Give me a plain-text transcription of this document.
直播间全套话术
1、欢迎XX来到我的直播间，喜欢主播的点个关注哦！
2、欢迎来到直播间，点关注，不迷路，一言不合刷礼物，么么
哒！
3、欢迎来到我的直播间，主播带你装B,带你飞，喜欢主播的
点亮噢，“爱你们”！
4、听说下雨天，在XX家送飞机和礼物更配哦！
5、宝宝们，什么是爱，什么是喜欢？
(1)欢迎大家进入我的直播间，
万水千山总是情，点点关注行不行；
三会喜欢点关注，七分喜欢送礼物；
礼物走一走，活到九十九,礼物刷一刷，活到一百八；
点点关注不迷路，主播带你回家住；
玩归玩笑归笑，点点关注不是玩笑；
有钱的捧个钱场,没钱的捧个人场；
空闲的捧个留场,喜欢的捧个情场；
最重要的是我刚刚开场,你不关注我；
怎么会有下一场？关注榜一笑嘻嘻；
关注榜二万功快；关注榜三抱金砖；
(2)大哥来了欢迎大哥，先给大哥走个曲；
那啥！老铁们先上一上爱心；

-=-=-=-=-

Requirements
Every record above should be output exactly.

Full response
Give me a plain-text transcription of this document.
直播间全套话术
1、欢迎XX来到我的直播间，喜欢主播的点个关注哦！
2、欢迎来到直播间，点关注，不迷路，一言不合刷礼物，么么
哒！
3、欢迎来到我的直播间，主播带你装B,带你飞，喜欢主播的
点亮噢，“爱你们”！
4、听说下雨天，在XX家送飞机和礼物更配哦！
5、宝宝们，什么是爱，什么是喜欢？
(1)欢迎大家进入我的直播间，
万水千山总是情，点点关注行不行；
三会喜欢点关注，七分喜欢送礼物；
礼物走一走，活到九十九,礼物刷一刷，活到一百八；
点点关注不迷路，主播带你回家住；
玩归玩笑归笑，点点关注不是玩笑；
有钱的捧个钱场,没钱的捧个人场；
空闲的捧个留场,喜欢的捧个情场；
最重要的是我刚刚开场,你不关注我；
怎么会有下一场？关注榜一笑嘻嘻；
关注榜二万功快；关注榜三抱金砖；
(2)大哥来了欢迎大哥，先给大哥走个曲；
那啥！老铁们先上一上爱心；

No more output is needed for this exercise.